Data provided:
/---

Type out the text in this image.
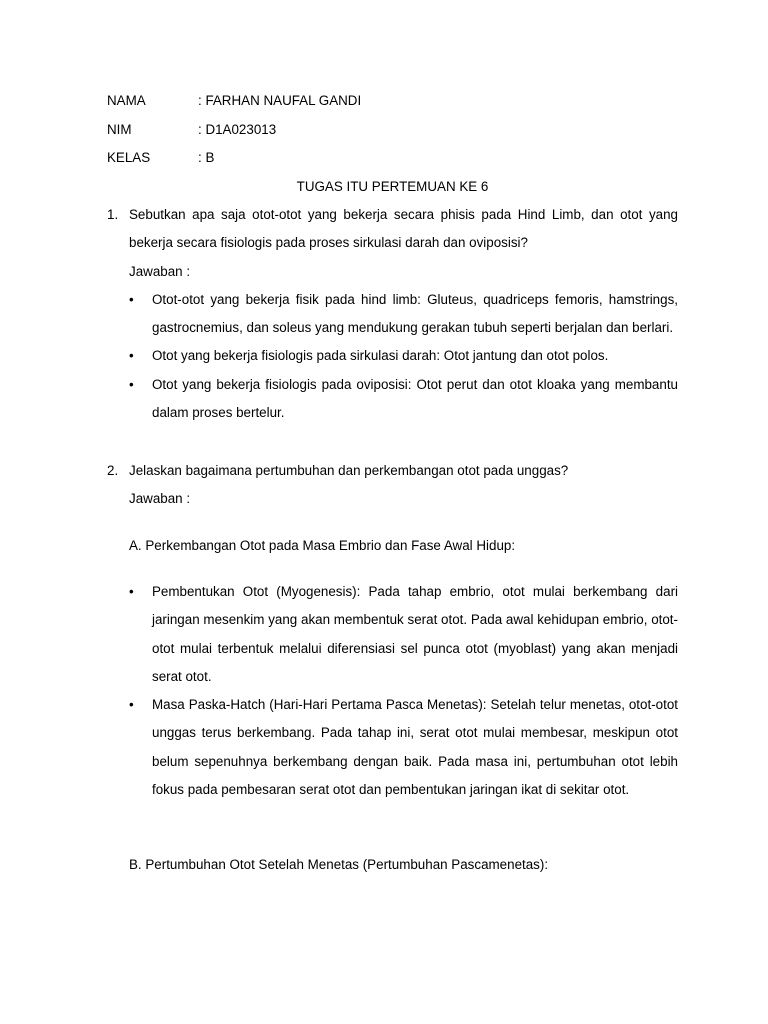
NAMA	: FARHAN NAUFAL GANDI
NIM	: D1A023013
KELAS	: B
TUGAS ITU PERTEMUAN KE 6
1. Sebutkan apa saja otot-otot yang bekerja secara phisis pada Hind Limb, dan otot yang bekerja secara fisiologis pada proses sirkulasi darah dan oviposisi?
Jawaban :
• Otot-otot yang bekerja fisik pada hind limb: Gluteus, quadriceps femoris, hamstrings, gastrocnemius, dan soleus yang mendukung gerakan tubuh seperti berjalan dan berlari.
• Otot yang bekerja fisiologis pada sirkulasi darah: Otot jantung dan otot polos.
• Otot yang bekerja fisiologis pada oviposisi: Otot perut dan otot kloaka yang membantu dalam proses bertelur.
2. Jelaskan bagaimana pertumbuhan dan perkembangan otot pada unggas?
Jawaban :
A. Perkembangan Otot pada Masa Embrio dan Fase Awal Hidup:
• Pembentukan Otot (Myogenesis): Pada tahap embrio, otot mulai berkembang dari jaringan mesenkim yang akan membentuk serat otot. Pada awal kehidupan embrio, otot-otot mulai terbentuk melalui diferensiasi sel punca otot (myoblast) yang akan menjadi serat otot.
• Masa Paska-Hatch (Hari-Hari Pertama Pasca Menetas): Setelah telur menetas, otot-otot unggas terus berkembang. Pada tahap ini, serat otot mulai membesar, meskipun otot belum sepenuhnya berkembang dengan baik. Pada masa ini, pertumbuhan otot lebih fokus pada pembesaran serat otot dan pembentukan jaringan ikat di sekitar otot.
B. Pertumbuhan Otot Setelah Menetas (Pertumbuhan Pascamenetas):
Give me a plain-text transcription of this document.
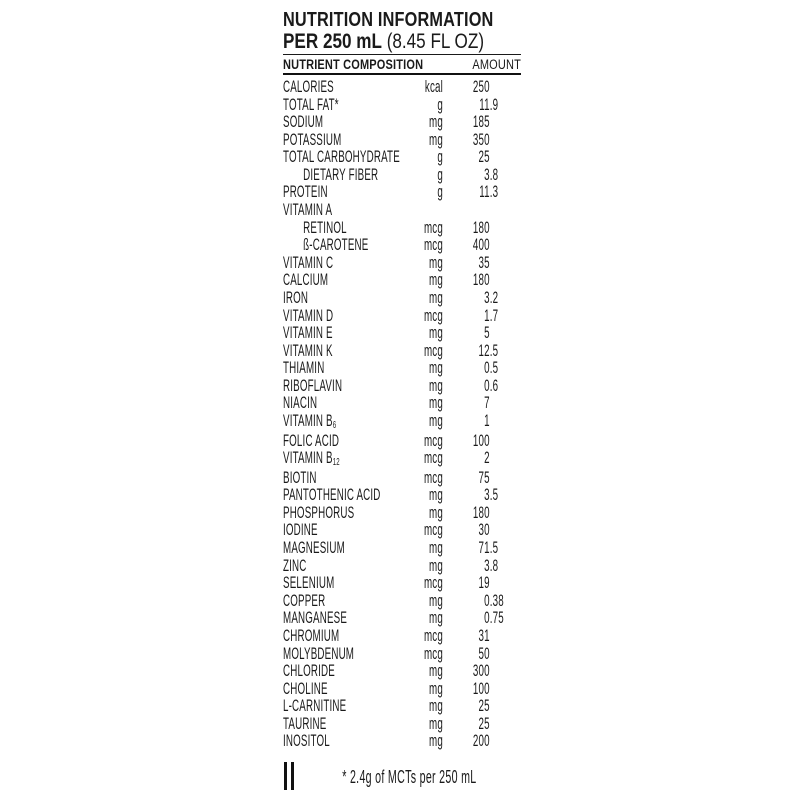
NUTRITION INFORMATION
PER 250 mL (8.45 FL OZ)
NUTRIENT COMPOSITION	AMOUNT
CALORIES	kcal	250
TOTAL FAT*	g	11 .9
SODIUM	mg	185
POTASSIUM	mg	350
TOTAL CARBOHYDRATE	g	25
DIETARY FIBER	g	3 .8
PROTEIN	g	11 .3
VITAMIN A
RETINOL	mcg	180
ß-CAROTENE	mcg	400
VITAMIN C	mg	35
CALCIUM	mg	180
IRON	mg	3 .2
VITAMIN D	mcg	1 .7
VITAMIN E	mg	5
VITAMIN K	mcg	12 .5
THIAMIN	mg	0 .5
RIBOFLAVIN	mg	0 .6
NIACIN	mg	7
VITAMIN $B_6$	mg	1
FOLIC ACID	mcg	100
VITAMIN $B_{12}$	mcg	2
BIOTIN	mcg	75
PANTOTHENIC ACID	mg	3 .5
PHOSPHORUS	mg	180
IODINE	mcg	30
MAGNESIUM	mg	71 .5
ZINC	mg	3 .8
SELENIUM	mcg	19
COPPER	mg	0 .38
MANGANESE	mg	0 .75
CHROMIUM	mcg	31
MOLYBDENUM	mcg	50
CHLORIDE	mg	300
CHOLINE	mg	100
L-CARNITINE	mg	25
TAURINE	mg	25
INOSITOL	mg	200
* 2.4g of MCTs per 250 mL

\---
/---

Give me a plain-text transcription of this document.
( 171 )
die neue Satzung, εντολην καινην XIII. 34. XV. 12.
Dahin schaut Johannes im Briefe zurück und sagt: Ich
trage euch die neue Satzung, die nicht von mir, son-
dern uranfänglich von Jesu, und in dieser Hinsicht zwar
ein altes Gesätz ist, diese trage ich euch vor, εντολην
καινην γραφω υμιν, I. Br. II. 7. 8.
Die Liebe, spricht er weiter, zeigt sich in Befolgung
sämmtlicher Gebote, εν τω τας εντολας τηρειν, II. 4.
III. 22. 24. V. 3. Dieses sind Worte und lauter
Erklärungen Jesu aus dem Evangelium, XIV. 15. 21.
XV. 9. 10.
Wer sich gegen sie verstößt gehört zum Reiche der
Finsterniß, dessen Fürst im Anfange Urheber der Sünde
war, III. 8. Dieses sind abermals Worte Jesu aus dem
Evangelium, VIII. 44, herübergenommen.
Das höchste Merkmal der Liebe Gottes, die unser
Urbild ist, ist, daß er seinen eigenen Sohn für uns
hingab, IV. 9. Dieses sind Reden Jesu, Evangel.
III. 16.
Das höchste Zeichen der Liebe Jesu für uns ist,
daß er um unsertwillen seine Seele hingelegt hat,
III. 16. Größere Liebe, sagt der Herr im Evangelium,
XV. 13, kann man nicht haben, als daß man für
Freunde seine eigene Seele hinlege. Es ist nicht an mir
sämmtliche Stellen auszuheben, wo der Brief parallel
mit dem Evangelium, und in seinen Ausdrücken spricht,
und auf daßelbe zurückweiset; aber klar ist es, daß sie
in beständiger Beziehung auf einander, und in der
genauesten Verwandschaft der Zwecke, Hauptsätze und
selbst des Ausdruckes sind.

\---

Requirement:
Your task is to count the lines of the records that contain "TOTAL". Answer with only that number.

Response:
2